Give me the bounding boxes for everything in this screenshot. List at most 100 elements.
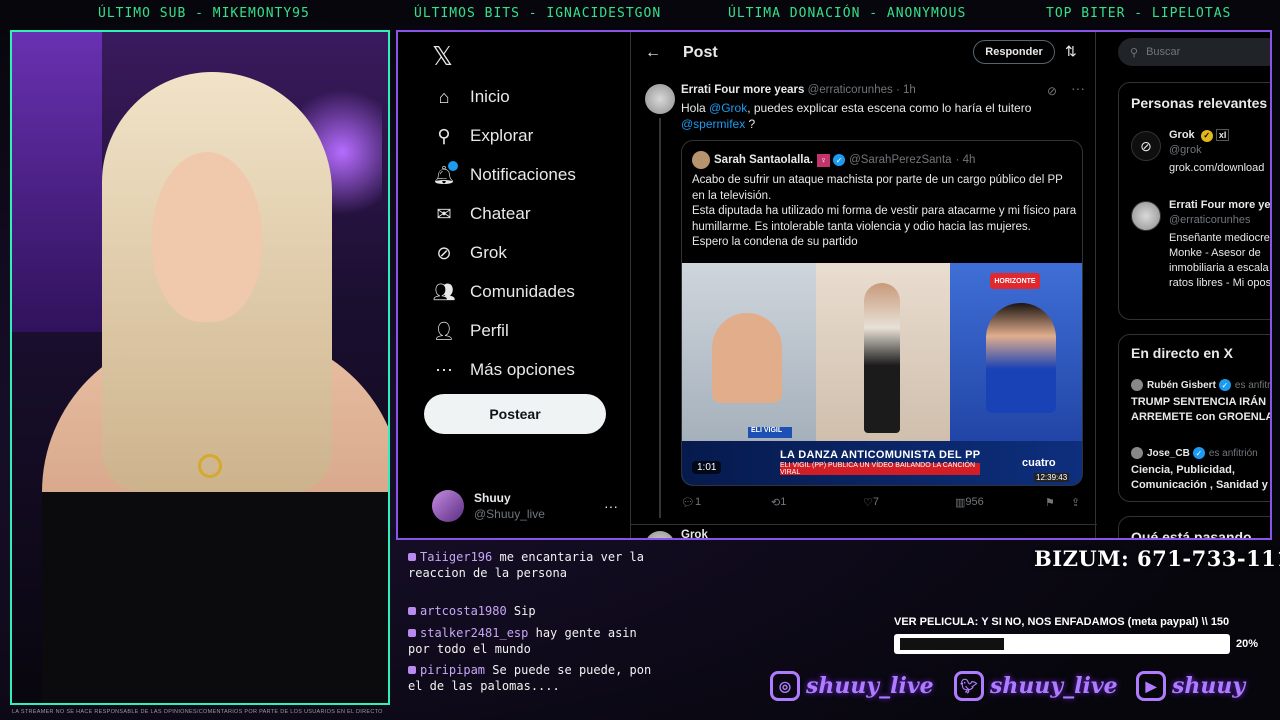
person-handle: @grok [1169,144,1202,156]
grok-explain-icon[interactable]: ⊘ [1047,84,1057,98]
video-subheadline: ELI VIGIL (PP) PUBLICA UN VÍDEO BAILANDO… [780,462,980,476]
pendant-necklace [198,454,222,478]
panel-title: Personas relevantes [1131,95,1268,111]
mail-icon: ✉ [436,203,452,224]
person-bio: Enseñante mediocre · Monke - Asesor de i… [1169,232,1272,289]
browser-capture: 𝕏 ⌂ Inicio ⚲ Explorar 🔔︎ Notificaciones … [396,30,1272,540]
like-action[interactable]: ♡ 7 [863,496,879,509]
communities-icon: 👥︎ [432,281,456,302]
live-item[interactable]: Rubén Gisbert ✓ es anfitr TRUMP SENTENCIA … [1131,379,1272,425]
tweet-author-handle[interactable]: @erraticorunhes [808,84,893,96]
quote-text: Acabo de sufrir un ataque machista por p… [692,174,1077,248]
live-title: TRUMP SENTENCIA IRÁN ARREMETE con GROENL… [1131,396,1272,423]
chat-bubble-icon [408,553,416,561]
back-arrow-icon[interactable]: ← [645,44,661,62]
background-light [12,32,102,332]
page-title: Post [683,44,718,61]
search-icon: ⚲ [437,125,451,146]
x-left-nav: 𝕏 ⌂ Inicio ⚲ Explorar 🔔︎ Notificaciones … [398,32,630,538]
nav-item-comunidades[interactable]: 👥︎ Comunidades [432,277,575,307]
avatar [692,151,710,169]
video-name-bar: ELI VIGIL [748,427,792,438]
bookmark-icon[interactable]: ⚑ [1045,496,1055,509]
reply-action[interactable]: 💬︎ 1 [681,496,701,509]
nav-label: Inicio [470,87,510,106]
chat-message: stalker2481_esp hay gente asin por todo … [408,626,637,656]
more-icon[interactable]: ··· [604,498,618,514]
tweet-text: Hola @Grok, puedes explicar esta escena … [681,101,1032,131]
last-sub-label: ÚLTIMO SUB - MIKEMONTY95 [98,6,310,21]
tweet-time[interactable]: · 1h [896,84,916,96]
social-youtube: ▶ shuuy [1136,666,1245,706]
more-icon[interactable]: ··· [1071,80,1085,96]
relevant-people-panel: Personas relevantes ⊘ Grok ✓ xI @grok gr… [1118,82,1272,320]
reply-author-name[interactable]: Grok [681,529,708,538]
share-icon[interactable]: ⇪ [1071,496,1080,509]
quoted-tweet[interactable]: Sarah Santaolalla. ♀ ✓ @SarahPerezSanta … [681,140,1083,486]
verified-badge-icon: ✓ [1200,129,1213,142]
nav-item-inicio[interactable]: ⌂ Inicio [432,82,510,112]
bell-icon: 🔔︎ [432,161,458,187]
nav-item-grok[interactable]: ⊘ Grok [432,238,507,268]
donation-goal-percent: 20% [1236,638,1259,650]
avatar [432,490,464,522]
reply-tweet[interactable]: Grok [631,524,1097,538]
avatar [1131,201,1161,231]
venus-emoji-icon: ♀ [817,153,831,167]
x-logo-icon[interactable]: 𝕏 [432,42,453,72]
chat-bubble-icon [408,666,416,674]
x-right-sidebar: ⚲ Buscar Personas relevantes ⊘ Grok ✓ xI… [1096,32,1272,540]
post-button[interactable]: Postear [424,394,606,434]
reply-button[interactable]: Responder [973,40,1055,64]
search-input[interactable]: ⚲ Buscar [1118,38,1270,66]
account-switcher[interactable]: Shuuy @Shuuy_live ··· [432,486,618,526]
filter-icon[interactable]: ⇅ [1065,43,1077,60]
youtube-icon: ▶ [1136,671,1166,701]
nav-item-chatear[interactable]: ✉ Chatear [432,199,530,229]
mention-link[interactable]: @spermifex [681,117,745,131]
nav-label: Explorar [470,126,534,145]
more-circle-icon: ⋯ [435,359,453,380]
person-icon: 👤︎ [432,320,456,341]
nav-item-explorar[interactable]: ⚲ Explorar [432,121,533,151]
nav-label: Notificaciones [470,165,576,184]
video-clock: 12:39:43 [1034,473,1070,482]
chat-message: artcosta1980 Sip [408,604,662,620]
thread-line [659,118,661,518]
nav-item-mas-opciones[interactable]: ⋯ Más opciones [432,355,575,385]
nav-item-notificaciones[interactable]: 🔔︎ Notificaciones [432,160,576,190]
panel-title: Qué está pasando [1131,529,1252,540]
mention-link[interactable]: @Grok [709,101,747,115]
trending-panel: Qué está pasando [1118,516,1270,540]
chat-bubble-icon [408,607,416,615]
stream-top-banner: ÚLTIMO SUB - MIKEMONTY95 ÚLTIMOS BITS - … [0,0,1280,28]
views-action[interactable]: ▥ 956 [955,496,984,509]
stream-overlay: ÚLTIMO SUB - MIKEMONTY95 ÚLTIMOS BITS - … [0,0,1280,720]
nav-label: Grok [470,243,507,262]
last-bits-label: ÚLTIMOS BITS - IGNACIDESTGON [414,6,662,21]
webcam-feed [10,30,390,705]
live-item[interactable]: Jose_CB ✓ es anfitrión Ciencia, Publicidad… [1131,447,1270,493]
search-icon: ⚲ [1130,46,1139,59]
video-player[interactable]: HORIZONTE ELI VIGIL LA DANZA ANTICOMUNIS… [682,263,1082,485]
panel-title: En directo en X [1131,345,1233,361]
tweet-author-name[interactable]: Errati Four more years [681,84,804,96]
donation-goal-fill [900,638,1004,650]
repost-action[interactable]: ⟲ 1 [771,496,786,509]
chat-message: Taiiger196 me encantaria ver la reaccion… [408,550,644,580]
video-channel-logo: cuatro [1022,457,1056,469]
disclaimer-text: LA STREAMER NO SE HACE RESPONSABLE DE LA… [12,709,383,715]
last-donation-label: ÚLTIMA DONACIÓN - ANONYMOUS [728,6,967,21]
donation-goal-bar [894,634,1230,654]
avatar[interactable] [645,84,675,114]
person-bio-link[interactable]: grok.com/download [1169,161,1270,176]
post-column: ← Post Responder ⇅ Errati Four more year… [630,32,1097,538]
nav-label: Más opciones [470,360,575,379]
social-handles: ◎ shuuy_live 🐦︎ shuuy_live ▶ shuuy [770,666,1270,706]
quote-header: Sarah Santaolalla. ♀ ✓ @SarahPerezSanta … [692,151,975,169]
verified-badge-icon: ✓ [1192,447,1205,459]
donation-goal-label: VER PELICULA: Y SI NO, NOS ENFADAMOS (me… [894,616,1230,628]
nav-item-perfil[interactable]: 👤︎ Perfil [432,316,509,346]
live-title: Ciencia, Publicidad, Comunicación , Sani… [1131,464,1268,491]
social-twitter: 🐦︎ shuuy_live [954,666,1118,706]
━━━━━━━━━━━━━━━━
> _Exercise_: Rewrite the lines above as a numbered list, dropping any blank lines and leaving out the picture.

> _Answer to the exercise_:
1. Give me the bounding boxes for everything in this screenshot. List at most 100 elements.
2. person-handle: @grok [1169,144,1202,156]
3. grok-explain-icon[interactable]: ⊘ [1047,84,1057,98]
4. video-subheadline: ELI VIGIL (PP) PUBLICA UN VÍDEO BAILANDO… [780,462,980,476]
5. pendant-necklace [198,454,222,478]
6. panel-title: Personas relevantes [1131,95,1268,111]
7. mail-icon: ✉ [436,203,452,224]
8. person-bio: Enseñante mediocre · Monke - Asesor de i… [1169,232,1272,289]
9. browser-capture: 𝕏 ⌂ Inicio ⚲ Explorar 🔔︎ Notificaciones … [396,30,1272,540]
10. like-action[interactable]: ♡ 7 [863,496,879,509]
11. communities-icon: 👥︎ [432,281,456,302]
12. live-item[interactable]: Rubén Gisbert ✓ es anfitr TRUMP SENTENCIA … [1131,379,1272,425]
13. tweet-author-handle[interactable]: @erraticorunhes [808,84,893,96]
14. quote-text: Acabo de sufrir un ataque machista por p… [692,174,1077,248]
15. live-title: TRUMP SENTENCIA IRÁN ARREMETE con GROENL… [1131,396,1272,423]
16. chat-bubble-icon [408,553,416,561]
17. back-arrow-icon[interactable]: ← [645,44,661,62]
18. background-light [12,32,102,332]
19. page-title: Post [683,44,718,61]
20. search-icon: ⚲ [437,125,451,146]
21. x-left-nav: 𝕏 ⌂ Inicio ⚲ Explorar 🔔︎ Notificaciones … [398,32,630,538]
22. nav-item-comunidades[interactable]: 👥︎ Comunidades [432,277,575,307]
23. avatar [692,151,710,169]
24. video-name-bar: ELI VIGIL [748,427,792,438]
25. bookmark-icon[interactable]: ⚑ [1045,496,1055,509]
26. reply-action[interactable]: 💬︎ 1 [681,496,701,509]
27. nav-label: Inicio [470,87,510,106]
28. chat-message: stalker2481_esp hay gente asin por todo … [408,626,637,656]
29. more-icon[interactable]: ··· [604,498,618,514]
30. tweet-text: Hola @Grok, puedes explicar esta escena … [681,101,1032,131]
31. last-sub-label: ÚLTIMO SUB - MIKEMONTY95 [98,6,310,21]
32. tweet-time[interactable]: · 1h [896,84,916,96]
33. social-youtube: ▶ shuuy [1136,666,1245,706]
34. more-icon[interactable]: ··· [1071,80,1085,96]
35. relevant-people-panel: Personas relevantes ⊘ Grok ✓ xI @grok gr… [1118,82,1272,320]
36. reply-author-name[interactable]: Grok [681,529,708,538]
37. share-icon[interactable]: ⇪ [1071,496,1080,509]
38. quoted-tweet[interactable]: Sarah Santaolalla. ♀ ✓ @SarahPerezSanta … [681,140,1083,486]
39. verified-badge-icon: ✓ [1200,129,1213,142]
40. nav-item-inicio[interactable]: ⌂ Inicio [432,82,510,112]
41. bell-icon: 🔔︎ [432,161,458,187]
42. nav-item-grok[interactable]: ⊘ Grok [432,238,507,268]
43. donation-goal-percent: 20% [1236,638,1259,650]
44. avatar [432,490,464,522]
45. reply-tweet[interactable]: Grok [631,524,1097,538]
46. avatar [1131,201,1161,231]
47. venus-emoji-icon: ♀ [817,153,831,167]
48. x-logo-icon[interactable]: 𝕏 [432,42,453,72]
49. chat-bubble-icon [408,666,416,674]
50. x-right-sidebar: ⚲ Buscar Personas relevantes ⊘ Grok ✓ xI… [1096,32,1272,540]
51. post-button[interactable]: Postear [424,394,606,434]
52. reply-button[interactable]: Responder [973,40,1055,64]
53. search-input[interactable]: ⚲ Buscar [1118,38,1270,66]
54. account-switcher[interactable]: Shuuy @Shuuy_live ··· [432,486,618,526]
55. filter-icon[interactable]: ⇅ [1065,43,1077,60]
56. youtube-icon: ▶ [1136,671,1166,701]
57. nav-item-chatear[interactable]: ✉ Chatear [432,199,530,229]
58. mention-link[interactable]: @spermifex [681,117,745,131]
59. nav-label: Explorar [470,126,534,145]
60. more-circle-icon: ⋯ [435,359,453,380]
61. person-icon: 👤︎ [432,320,456,341]
62. nav-item-explorar[interactable]: ⚲ Explorar [432,121,533,151]
63. nav-label: Notificaciones [470,165,576,184]
64. video-clock: 12:39:43 [1034,473,1070,482]
65. chat-message: artcosta1980 Sip [408,604,662,620]
66. thread-line [659,118,661,518]
67. nav-item-mas-opciones[interactable]: ⋯ Más opciones [432,355,575,385]
68. nav-item-notificaciones[interactable]: 🔔︎ Notificaciones [432,160,576,190]
69. panel-title: Qué está pasando [1131,529,1252,540]
70. mention-link[interactable]: @Grok [709,101,747,115]
71. trending-panel: Qué está pasando [1118,516,1270,540]
72. chat-bubble-icon [408,607,416,615]
73. stream-top-banner: ÚLTIMO SUB - MIKEMONTY95 ÚLTIMOS BITS - … [0,0,1280,28]
74. views-action[interactable]: ▥ 956 [955,496,984,509]
75. stream-overlay: ÚLTIMO SUB - MIKEMONTY95 ÚLTIMOS BITS - … [0,0,1280,720]
76. nav-label: Grok [470,243,507,262]
77. last-bits-label: ÚLTIMOS BITS - IGNACIDESTGON [414,6,662,21]
78. webcam-feed [10,30,390,705]
79. live-item[interactable]: Jose_CB ✓ es anfitrión Ciencia, Publicidad… [1131,447,1270,493]
80. search-icon: ⚲ [1130,46,1139,59]
81. video-player[interactable]: HORIZONTE ELI VIGIL LA DANZA ANTICOMUNIS… [682,263,1082,485]
82. panel-title: En directo en X [1131,345,1233,361]
83. tweet-author-name[interactable]: Errati Four more years [681,84,804,96]
84. donation-goal-fill [900,638,1004,650]
85. repost-action[interactable]: ⟲ 1 [771,496,786,509]
86. chat-message: Taiiger196 me encantaria ver la reaccion… [408,550,644,580]
87. video-channel-logo: cuatro [1022,457,1056,469]
88. disclaimer-text: LA STREAMER NO SE HACE RESPONSABLE DE LA… [12,709,383,715]
89. last-donation-label: ÚLTIMA DONACIÓN - ANONYMOUS [728,6,967,21]
90. donation-goal-bar [894,634,1230,654]
91. avatar[interactable] [645,84,675,114]
92. person-bio-link[interactable]: grok.com/download [1169,161,1270,176]
93. post-column: ← Post Responder ⇅ Errati Four more year… [630,32,1097,538]
94. nav-label: Más opciones [470,360,575,379]
95. social-handles: ◎ shuuy_live 🐦︎ shuuy_live ▶ shuuy [770,666,1270,706]
96. quote-header: Sarah Santaolalla. ♀ ✓ @SarahPerezSanta … [692,151,975,169]
97. verified-badge-icon: ✓ [1192,447,1205,459]
98. donation-goal-label: VER PELICULA: Y SI NO, NOS ENFADAMOS (me… [894,616,1230,628]
99. nav-item-perfil[interactable]: 👤︎ Perfil [432,316,509,346]
100. live-title: Ciencia, Publicidad, Comunicación , Sani… [1131,464,1268,491]
101. social-twitter: 🐦︎ shuuy_live [954,666,1118,706]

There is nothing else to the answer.